● BRIEF A
In the essay on goodness, why does the author hold that not every inference from "is" to "ought" deserves to be charged with the naturalistic fallacy?

Goodness Is A Factual Matter (Goodness=Effectiveness)

All statements about values can be restated as statements of facts. The truth or falsity about value claims can be discovered by investigations of facts. Goodness is a word that can be defined by reference to certain kinds of factual relationships in the world. Whether or not something deserves to be called good can be determined by investigating the relevant factual relationships in the world to see if they are rightly instances of good or not. The same goes for “bad”.

In short, I reject the notion that there is a fundamental distinction between facts and values. Values are kinds of facts. I also reject the wide interpretation of the naturalistic fallacy which claims that one can never derive an “ought” statement from an “is” statement, i.e., that a statement of facts can never tell anyone about how things ought to be. There are indeed fallacious inferences that endorse certain factual relationships as truly valuable when they are not and that make this erroneous judgment from a simplistic and mistaken equation of certain kinds of facts with certain kinds of values which are not actually directly (or at all properly) entailed by them. Some of these cases of fallacious inference would properly be accused of committing what is known as the “naturalistic fallacy”, insofar as that fallacy refers to hasty inferences from “is” to “ought”.

But not all inferences from “is” to “ought” are fallacious and therefore not all of them deserve to be accused of committing the naturalistic fallacy.

In what follows I will lay out systematically my case for calling goodness a matter of objective fact.

The most factual sense of the word “good” we have is the sense of effectiveness. Effectiveness is a matter of straightforward fact. My heart right now is effective at pumping blood. Many rivers have been effective at carving valleys. The sun is effective in innumerable ways at sustaining life on Earth.

To say that x is good at y is to make a verifiable or falsifiable fact claim that x is effective at y-ing.

● PROVIDED ENTRIES

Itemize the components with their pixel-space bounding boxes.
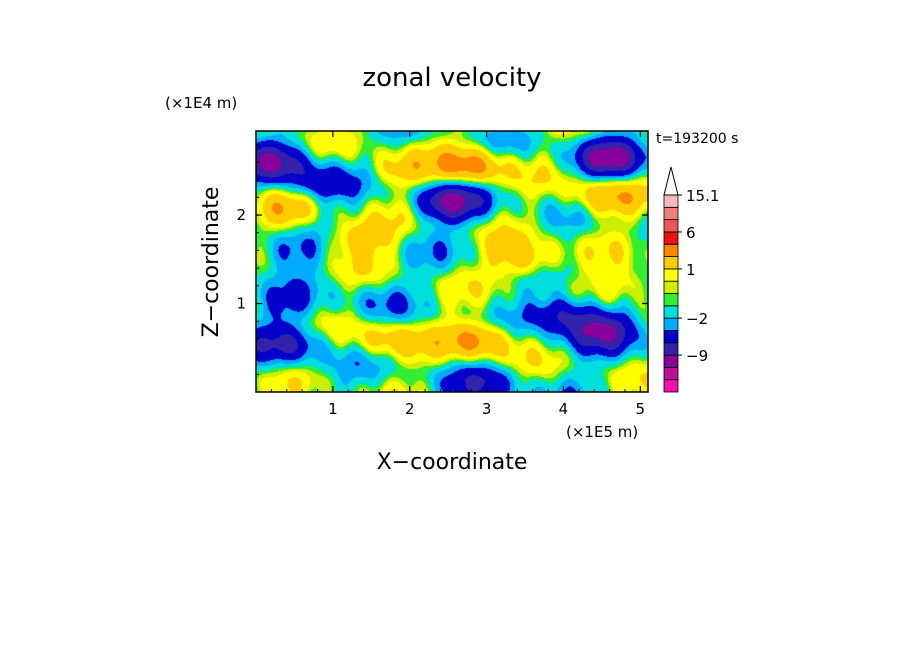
x-axis: 1 2 3 4 5 bbox=[270, 131, 646, 418]
colorbar-label-2: 1 bbox=[686, 261, 696, 279]
colorbar-label-1: 6 bbox=[686, 224, 696, 242]
colorbar-segment-1 bbox=[663, 366, 679, 381]
x-tick-label-4: 5 bbox=[636, 400, 646, 418]
colorbar-segment-2 bbox=[663, 354, 679, 368]
colorbar-segment-11 bbox=[663, 243, 679, 257]
heatmap-plot bbox=[255, 130, 649, 393]
x-tick-label-3: 4 bbox=[559, 400, 569, 418]
x-unit-label: (×1E5 m) bbox=[566, 423, 638, 441]
colorbar-segment-13 bbox=[663, 219, 679, 233]
plot-frame bbox=[255, 130, 649, 393]
colorbar-segment-14 bbox=[663, 206, 679, 221]
colorbar-label-4: −9 bbox=[686, 347, 708, 365]
colorbar-label-0: 15.1 bbox=[686, 187, 719, 205]
colorbar-segment-7 bbox=[663, 293, 679, 307]
x-tick-label-0: 1 bbox=[328, 400, 338, 418]
colorbar-segment-4 bbox=[663, 330, 679, 344]
y-unit-label: (×1E4 m) bbox=[165, 94, 237, 112]
colorbar-segment-15 bbox=[663, 194, 679, 208]
x-tick-label-2: 3 bbox=[482, 400, 492, 418]
colorbar-segment-10 bbox=[663, 256, 679, 270]
time-label: t=193200 s bbox=[656, 131, 738, 147]
colorbar-segment-9 bbox=[663, 268, 679, 282]
colorbar-segment-8 bbox=[663, 280, 679, 294]
colorbar-segment-0 bbox=[663, 379, 679, 393]
colorbar-segment-5 bbox=[663, 317, 679, 331]
colorbar: 15.1 6 1 −2 −9 bbox=[663, 166, 719, 393]
heatmap-field bbox=[256, 131, 648, 392]
colorbar-segment-12 bbox=[663, 231, 679, 245]
y-axis-label: Z−coordinate bbox=[199, 187, 224, 338]
y-tick-label-1: 2 bbox=[236, 206, 246, 224]
y-axis: 12 bbox=[236, 143, 648, 375]
chart-title: zonal velocity bbox=[362, 63, 541, 93]
colorbar-segment-6 bbox=[663, 305, 679, 319]
colorbar-segment-3 bbox=[663, 342, 679, 356]
x-axis-label: X−coordinate bbox=[377, 450, 528, 475]
x-tick-label-1: 2 bbox=[405, 400, 415, 418]
colorbar-label-3: −2 bbox=[686, 310, 708, 328]
colorbar-extend-arrow bbox=[663, 166, 679, 196]
y-tick-label-0: 1 bbox=[236, 295, 246, 313]
heatmap-canvas-holder bbox=[256, 131, 648, 392]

● BRIEF B
In the records, switch "heatmap-plot" to "heatmap-panel" in the lines between the one holding "x-axis: 1 2 3 4 5 bbox=[270, 131, 646, 418]" and the one holding "colorbar-segment-13 bbox=[663, 219, 679, 233]", inclusive. Return only those lines, with everything else left as it is.

● CORRECT RESULT A
The author holds this because not all inferences from "is" to "ought" are fallacious. The charge properly applies only to hasty inferences. These wrongly treat certain facts as valuable by equating them with values that the facts do not actually entail.

● CORRECT RESULT B
x-axis: 1 2 3 4 5 bbox=[270, 131, 646, 418]
colorbar-label-2: 1 bbox=[686, 261, 696, 279]
colorbar-label-1: 6 bbox=[686, 224, 696, 242]
colorbar-segment-1 bbox=[663, 366, 679, 381]
x-tick-label-4: 5 bbox=[636, 400, 646, 418]
colorbar-segment-2 bbox=[663, 354, 679, 368]
colorbar-segment-11 bbox=[663, 243, 679, 257]
heatmap-panel bbox=[255, 130, 649, 393]
x-tick-label-3: 4 bbox=[559, 400, 569, 418]
x-unit-label: (×1E5 m) bbox=[566, 423, 638, 441]
colorbar-segment-13 bbox=[663, 219, 679, 233]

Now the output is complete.